> Problem description
Search the listing below for "JSON". Copy each matching line.
----
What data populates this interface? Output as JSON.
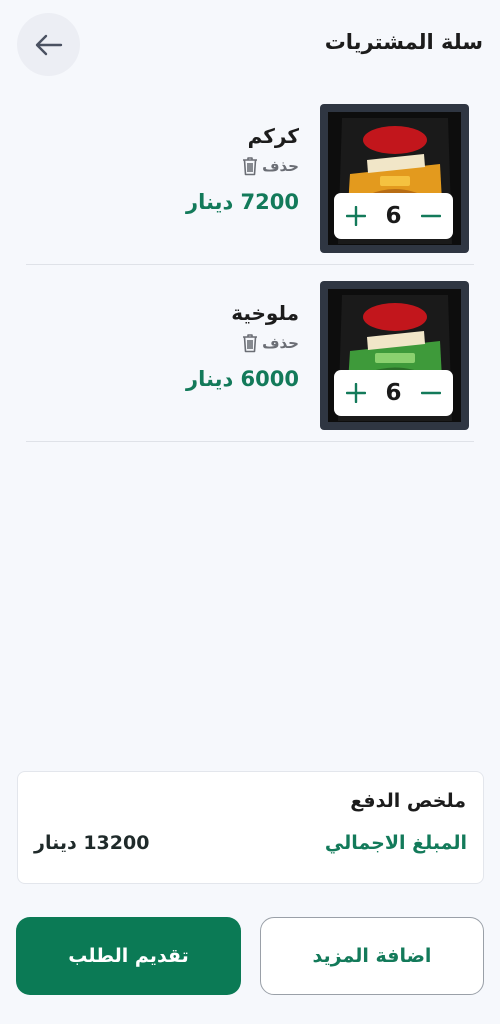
{
  "header": {
    "title": "سلة المشتريات",
    "back_icon": "arrow-left-icon"
  },
  "cart": {
    "items": [
      {
        "name": "كركم",
        "delete_label": "حذف",
        "price": "7200 دينار",
        "quantity": "6",
        "image_icon": "turmeric-package-image",
        "package_color": "#e39a1e",
        "package_text": "كركم"
      },
      {
        "name": "ملوخية",
        "delete_label": "حذف",
        "price": "6000 دينار",
        "quantity": "6",
        "image_icon": "molokhia-package-image",
        "package_color": "#3e9a3a",
        "package_text": "ملوخية"
      }
    ]
  },
  "summary": {
    "title": "ملخص الدفع",
    "total_label": "المبلغ الاجمالي",
    "total_value": "13200 دينار"
  },
  "actions": {
    "submit_label": "تقديم الطلب",
    "add_more_label": "اضافة المزيد"
  },
  "colors": {
    "accent": "#0b7a55",
    "price_green": "#137a5a",
    "background": "#f6f8fc",
    "thumb_bg": "#2f3642"
  }
}
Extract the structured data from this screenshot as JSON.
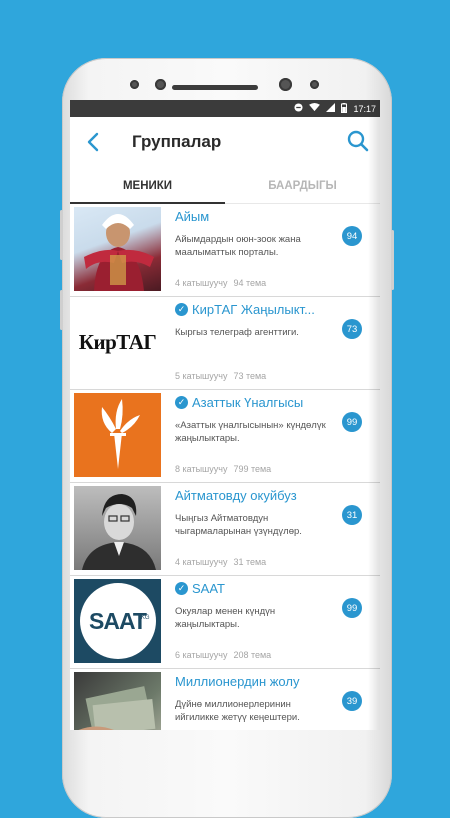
{
  "status_bar": {
    "time": "17:17"
  },
  "header": {
    "title": "Группалар"
  },
  "tabs": [
    {
      "label": "МЕНИКИ"
    },
    {
      "label": "БААРДЫГЫ"
    }
  ],
  "groups": [
    {
      "name": "Айым",
      "verified": false,
      "description": "Айымдардын оюн-зоок жана маалыматтык порталы.",
      "members": "4 катышуучу",
      "topics": "94 тема",
      "count": "94"
    },
    {
      "name": "КирТАГ Жаңылыкт...",
      "verified": true,
      "description": "Кыргыз телеграф агенттиги.",
      "members": "5 катышуучу",
      "topics": "73 тема",
      "count": "73",
      "logo_text": "КирТАГ"
    },
    {
      "name": "Азаттык Үналгысы",
      "verified": true,
      "description": "«Азаттык үналгысынын» күндөлүк жаңылыктары.",
      "members": "8 катышуучу",
      "topics": "799 тема",
      "count": "99"
    },
    {
      "name": "Айтматовду окуйбуз",
      "verified": false,
      "description": "Чыңгыз Айтматовдун чыгармаларынан үзүндүлөр.",
      "members": "4 катышуучу",
      "topics": "31 тема",
      "count": "31"
    },
    {
      "name": "SAAT",
      "verified": true,
      "description": "Окуялар менен күндүн жаңылыктары.",
      "members": "6 катышуучу",
      "topics": "208 тема",
      "count": "99",
      "logo_text": "SAAT",
      "logo_sub": "KG"
    },
    {
      "name": "Миллионердин жолу",
      "verified": false,
      "description": "Дүйнө миллионерлеринин ийгиликке жетүү кеңештери.",
      "members": "",
      "topics": "",
      "count": "39"
    }
  ]
}
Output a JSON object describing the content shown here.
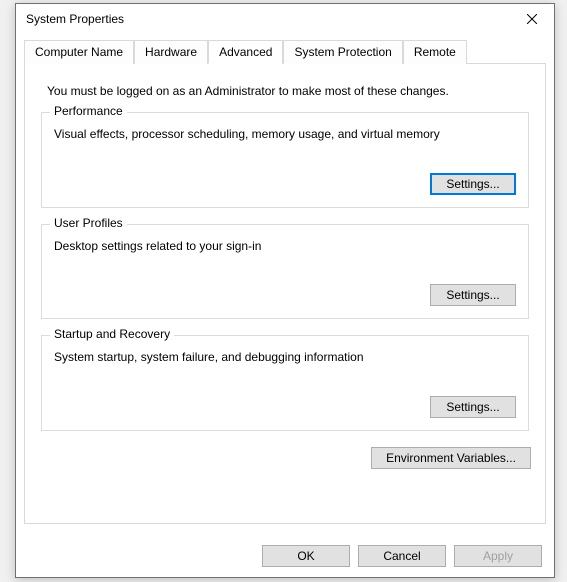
{
  "window": {
    "title": "System Properties"
  },
  "tabs": {
    "computer_name": "Computer Name",
    "hardware": "Hardware",
    "advanced": "Advanced",
    "system_protection": "System Protection",
    "remote": "Remote"
  },
  "advanced_panel": {
    "admin_note": "You must be logged on as an Administrator to make most of these changes.",
    "performance": {
      "title": "Performance",
      "desc": "Visual effects, processor scheduling, memory usage, and virtual memory",
      "settings_btn": "Settings..."
    },
    "user_profiles": {
      "title": "User Profiles",
      "desc": "Desktop settings related to your sign-in",
      "settings_btn": "Settings..."
    },
    "startup_recovery": {
      "title": "Startup and Recovery",
      "desc": "System startup, system failure, and debugging information",
      "settings_btn": "Settings..."
    },
    "env_vars_btn": "Environment Variables..."
  },
  "footer": {
    "ok": "OK",
    "cancel": "Cancel",
    "apply": "Apply"
  }
}
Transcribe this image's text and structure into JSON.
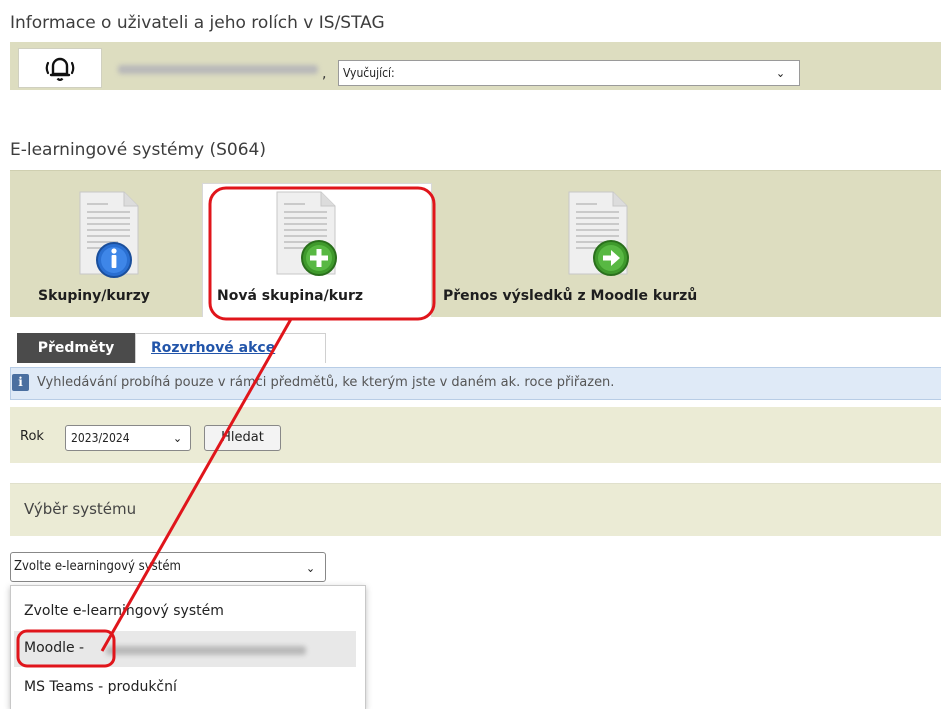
{
  "header": {
    "title": "Informace o uživateli a jeho rolích v IS/STAG"
  },
  "user": {
    "name_separator": ",",
    "role_select": "Vyučující:"
  },
  "section": {
    "title": "E-learningové systémy (S064)"
  },
  "modules": [
    {
      "label": "Skupiny/kurzy",
      "icon": "info-icon"
    },
    {
      "label": "Nová skupina/kurz",
      "icon": "plus-icon"
    },
    {
      "label": "Přenos výsledků z Moodle kurzů",
      "icon": "arrow-right-icon"
    }
  ],
  "tabs": [
    {
      "label": "Předměty"
    },
    {
      "label": "Rozvrhové akce"
    }
  ],
  "info": {
    "text": "Vyhledávání probíhá pouze v rámci předmětů, ke kterým jste v daném ak. roce přiřazen."
  },
  "filter": {
    "rok_label": "Rok",
    "rok_value": "2023/2024",
    "search_button": "Hledat"
  },
  "system": {
    "label": "Výběr systému",
    "select_value": "Zvolte e-learningový systém",
    "options": [
      "Zvolte e-learningový systém",
      "Moodle -",
      "MS Teams - produkční"
    ]
  },
  "colors": {
    "highlight": "#e0151b",
    "panel": "#ddddc0",
    "tab_active": "#4b4b4b",
    "link": "#2255aa"
  }
}
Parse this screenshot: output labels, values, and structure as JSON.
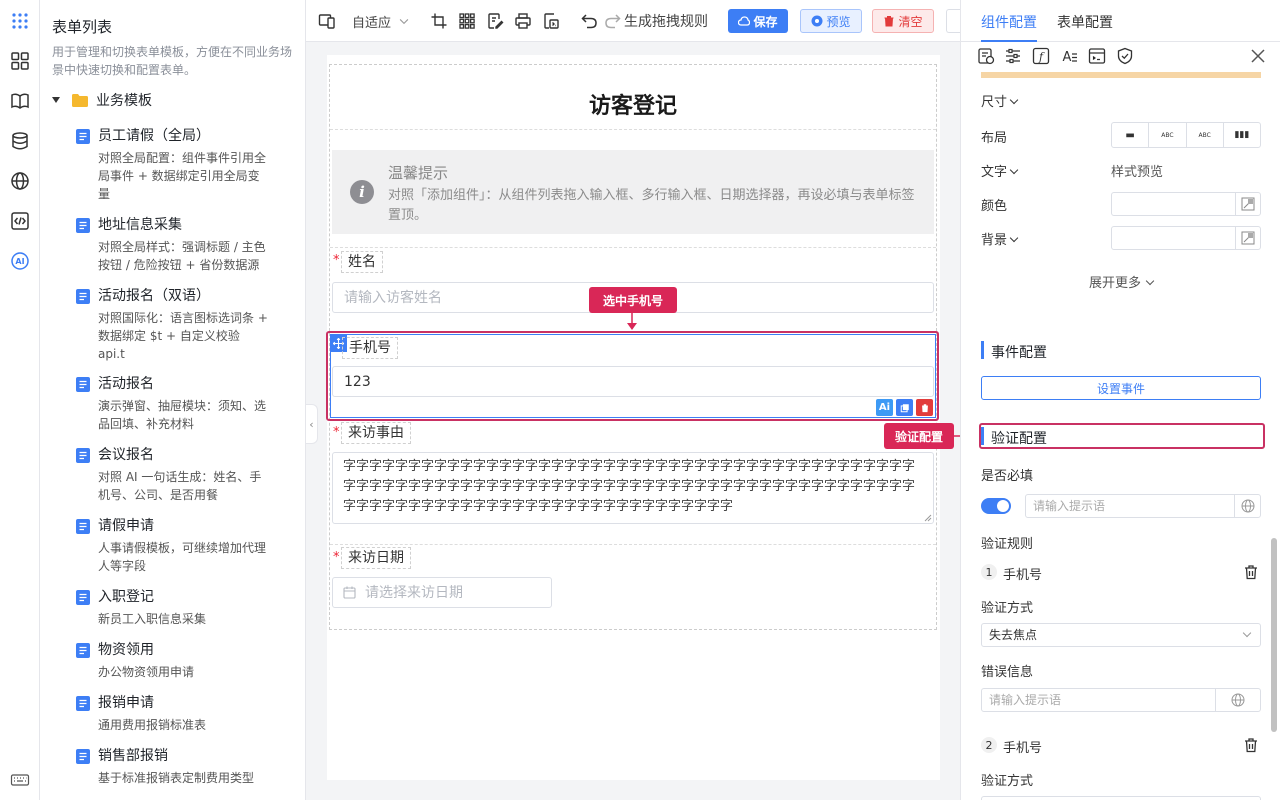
{
  "template_panel": {
    "title": "表单列表",
    "description": "用于管理和切换表单模板，方便在不同业务场景中快速切换和配置表单。",
    "folder": "业务模板",
    "items": [
      {
        "name": "员工请假（全局）",
        "desc": "对照全局配置：组件事件引用全局事件 + 数据绑定引用全局变量"
      },
      {
        "name": "地址信息采集",
        "desc": "对照全局样式：强调标题 / 主色按钮 / 危险按钮 + 省份数据源"
      },
      {
        "name": "活动报名（双语）",
        "desc": "对照国际化：语言图标选词条 + 数据绑定 $t + 自定义校验 api.t"
      },
      {
        "name": "活动报名",
        "desc": "演示弹窗、抽屉模块：须知、选品回填、补充材料"
      },
      {
        "name": "会议报名",
        "desc": "对照 AI 一句话生成：姓名、手机号、公司、是否用餐"
      },
      {
        "name": "请假申请",
        "desc": "人事请假模板，可继续增加代理人等字段"
      },
      {
        "name": "入职登记",
        "desc": "新员工入职信息采集"
      },
      {
        "name": "物资领用",
        "desc": "办公物资领用申请"
      },
      {
        "name": "报销申请",
        "desc": "通用费用报销标准表"
      },
      {
        "name": "销售部报销",
        "desc": "基于标准报销表定制费用类型"
      }
    ]
  },
  "toolbar": {
    "adaptive": "自适应",
    "drag_rules": "生成拖拽规则",
    "save": "保存",
    "preview": "预览",
    "clear": "清空"
  },
  "form": {
    "title": "访客登记",
    "tip_title": "温馨提示",
    "tip_text": "对照「添加组件」：从组件列表拖入输入框、多行输入框、日期选择器，再设必填与表单标签置顶。",
    "name_label": "姓名",
    "name_placeholder": "请输入访客姓名",
    "phone_label": "手机号",
    "phone_value": "123",
    "reason_label": "来访事由",
    "reason_value": "字字字字字字字字字字字字字字字字字字字字字字字字字字字字字字字字字字字字字字字字字字字字字字字字字字字字字字字字字字字字字字字字字字字字字字字字字字字字字字字字字字字字字字字字字字字字字字字字字字字字字字字字字字字字字字字字字字字字字字",
    "date_label": "来访日期",
    "date_placeholder": "请选择来访日期"
  },
  "callouts": {
    "selected_phone": "选中手机号",
    "validation": "验证配置"
  },
  "config_panel": {
    "tabs": [
      "组件配置",
      "表单配置"
    ],
    "size_label": "尺寸",
    "layout_label": "布局",
    "layout_options": [
      "▬",
      "ABC",
      "ABC",
      "▮▮▮"
    ],
    "text_label": "文字",
    "style_preview": "样式预览",
    "color_label": "颜色",
    "bg_label": "背景",
    "expand_more": "展开更多",
    "event_section": "事件配置",
    "set_event": "设置事件",
    "validation_section": "验证配置",
    "required_label": "是否必填",
    "hint_placeholder": "请输入提示语",
    "rules_label": "验证规则",
    "rules": [
      {
        "index": "1",
        "name": "手机号",
        "method_label": "验证方式",
        "method": "失去焦点",
        "error_label": "错误信息",
        "error_placeholder": "请输入提示语"
      },
      {
        "index": "2",
        "name": "手机号",
        "method_label": "验证方式"
      }
    ]
  },
  "colors": {
    "primary": "#3d7ef5",
    "danger": "#e23b3b",
    "highlight": "#c93163"
  }
}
----
> Exercise result
What data populates this interface? Output as JSON.
Extract the structured data from this screenshot as JSON.
Output a JSON object describing the content shown here.
Transcribe this image's text and structure into JSON.
Parse this screenshot: output labels, values, and structure as JSON.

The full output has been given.